-- BEGIN Information given --
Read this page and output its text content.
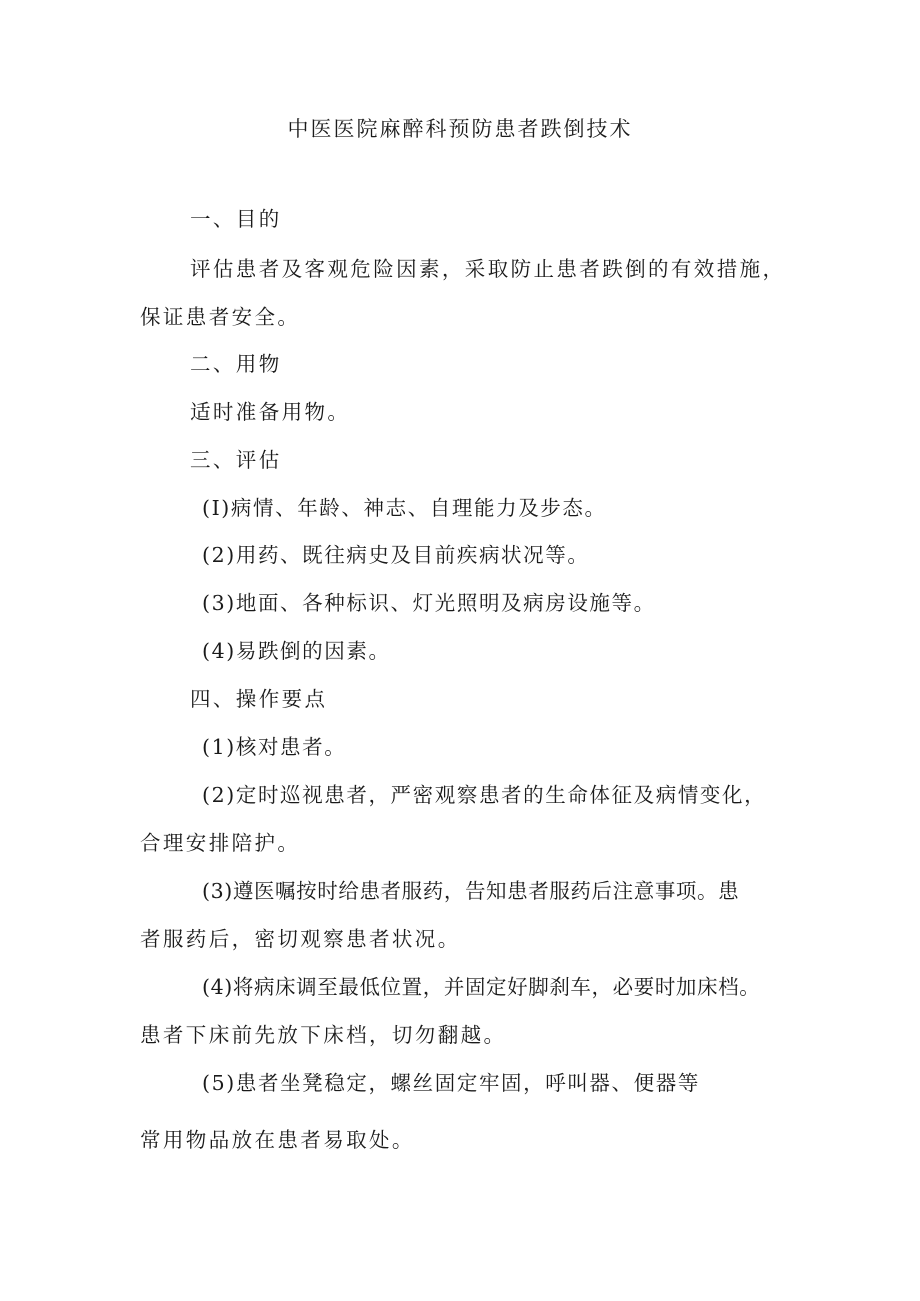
中医医院麻醉科预防患者跌倒技术
一、目的
评估患者及客观危险因素，采取防止患者跌倒的有效措施，
保证患者安全。
二、用物
适时准备用物。
三、评估
(I)病情、年龄、神志、自理能力及步态。
(2)用药、既往病史及目前疾病状况等。
(3)地面、各种标识、灯光照明及病房设施等。
(4)易跌倒的因素。
四、操作要点
(1)核对患者。
(2)定时巡视患者，严密观察患者的生命体征及病情变化，
合理安排陪护。
(3)遵医嘱按时给患者服药，告知患者服药后注意事项。患
者服药后，密切观察患者状况。
(4)将病床调至最低位置，并固定好脚刹车，必要时加床档。
患者下床前先放下床档，切勿翻越。
(5)患者坐凳稳定，螺丝固定牢固，呼叫器、便器等
常用物品放在患者易取处。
-- END Information given --
## What you need to do
Without including any pictures, output all the entries above exactly.

## Written answer
Read this page and output its text content.
中医医院麻醉科预防患者跌倒技术
一、目的
评估患者及客观危险因素，采取防止患者跌倒的有效措施，
保证患者安全。
二、用物
适时准备用物。
三、评估
(I)病情、年龄、神志、自理能力及步态。
(2)用药、既往病史及目前疾病状况等。
(3)地面、各种标识、灯光照明及病房设施等。
(4)易跌倒的因素。
四、操作要点
(1)核对患者。
(2)定时巡视患者，严密观察患者的生命体征及病情变化，
合理安排陪护。
(3)遵医嘱按时给患者服药，告知患者服药后注意事项。患
者服药后，密切观察患者状况。
(4)将病床调至最低位置，并固定好脚刹车，必要时加床档。
患者下床前先放下床档，切勿翻越。
(5)患者坐凳稳定，螺丝固定牢固，呼叫器、便器等
常用物品放在患者易取处。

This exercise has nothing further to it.